(Data excerpts)
++++

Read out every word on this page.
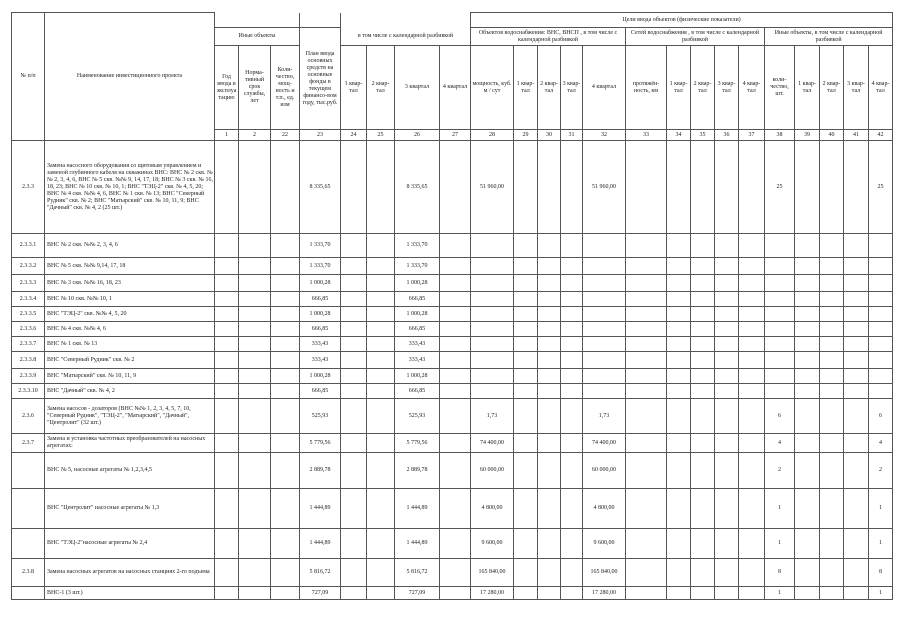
№ п/п	Наименование инвестиционного проекта									Цели ввода объектов (физические показатели)															
		Иные объекты			План ввода основных средств на основные фонды в текущем финансо-вом году, тыс.руб.	в том числе с календарной разбивкой				Объектов водоснабжения: ВНС, ВНСП , в том числе с календарной разбивкой					Сетей водоснабжения , в том числе с календарной разбивкой					Иные объекты, в том числе с календарной разбивкой					
		Год ввода в эксплуа тацию	Норма-тивный срок службы, лет	Коли-чество, мощ-ность и т.п., ед. изм		1 квар-тал	2 квар-тал	3 квартал	4 квартал	мощность, куб. м / сут	1 квар-тал	2 квар-тал	3 квар-тал	4 квартал	протяжён-ность, км	1 квар-тал	2 квар-тал	3 квар-тал	4 квар-тал	коли-чество, шт.	1 квар-тал	2 квар-тал	3 квар-тал	4 квар-тал	
		1	2	22	23	24	25	26	27	28	29	30	31	32	33	34	35	36	37	38	39	40	41	42		
2.3.3	Замена насосного оборудования со щитовым управлением и заменой глубинного кабеля на скважинах ВНС: ВНС № 2 скв. №№ 2, 3, 4, 6, ВНС № 5 скв. №№ 9, 14, 17, 18; ВНС № 3 скв. № 16, 18, 23; ВНС № 10 скв. № 10, 1; ВНС "ТЭЦ-2" скв. № 4, 5, 20; ВНС № 4 скв. №№ 4, 6, ВНС № 1 скв. № 13; ВНС "Северный Рудник" скв. № 2; ВНС "Матырский" скв. № 10, 11, 9; ВНС "Дачный" скв. № 4, 2 (25 шт.)				8 335,65			8 335,65		51 960,00				51 960,00						25				25	
2.3.3.1	ВНС № 2 скв. №№ 2, 3, 4, 6				1 333,70			1 333,70																	
2.3.3.2	ВНС № 5 скв. №№ 9,14, 17, 18				1 333,70			1 333,70																	
2.3.3.3	ВНС № 3 скв. №№ 16, 18, 23				1 000,28			1 000,28																	
2.3.3.4	ВНС № 10 скв. №№ 10, 1				666,85			666,85																	
2.3.3.5	ВНС "ТЭЦ-2" скв. №№ 4, 5, 20				1 000,28			1 000,28																	
2.3.3.6	ВНС № 4 скв. №№ 4, 6				666,85			666,85																	
2.3.3.7	ВНС № 1 скв. № 13				333,43			333,43																	
2.3.3.8	ВНС "Северный Рудник" скв. № 2				333,43			333,43																	
2.3.3.9	ВНС "Матырский" скв. № 10, 11, 9				1 000,28			1 000,28																	
2.3.3.10	ВНС "Дачный" скв. № 4, 2				666,85			666,85																	
2.3.6	Замена насосов - дозаторов (ВНС №№ 1, 2, 3, 4, 5, 7, 10, "Северный Рудник", "ТЭЦ-2", "Матырский", "Дачный", "Центролит" (32 шт.)				525,93			525,93		1,73				1,73						6				6	
2.3.7	Замена и установка частотных преобразователей на насосных агрегатах:				5 779,56			5 779,56		74 400,00				74 400,00						4				4	
	ВНС № 5, насосные агрегаты № 1,2,3,4,5				2 889,78			2 889,78		60 000,00				60 000,00						2				2	
	ВНС "Центролит" насосные агрегаты № 1,3				1 444,89			1 444,89		4 800,00				4 800,00						1				1	
	ВНС "ТЭЦ-2"насосные агрегаты № 2,4				1 444,89			1 444,89		9 600,00				9 600,00						1				1	
2.3.8	Замена насосных агрегатов на насосных станциях 2-го подъема				5 816,72			5 816,72		165 840,00				165 840,00						8				8	
	ВНС-1 (3 шт.)				727,09			727,09		17 280,00				17 280,00						1				1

++++

▸ **SHORT PROBLEM**:
Search the data above for the word "Центролит", then gather each line in which it appears.

▸ **CORRECT RESPONSE**:
2.3.6	Замена насосов - дозаторов (ВНС №№ 1, 2, 3, 4, 5, 7, 10, "Северный Рудник", "ТЭЦ-2", "Матырский", "Дачный", "Центролит" (32 шт.)				525,93			525,93		1,73				1,73						6				6	
	ВНС "Центролит" насосные агрегаты № 1,3				1 444,89			1 444,89		4 800,00				4 800,00						1				1	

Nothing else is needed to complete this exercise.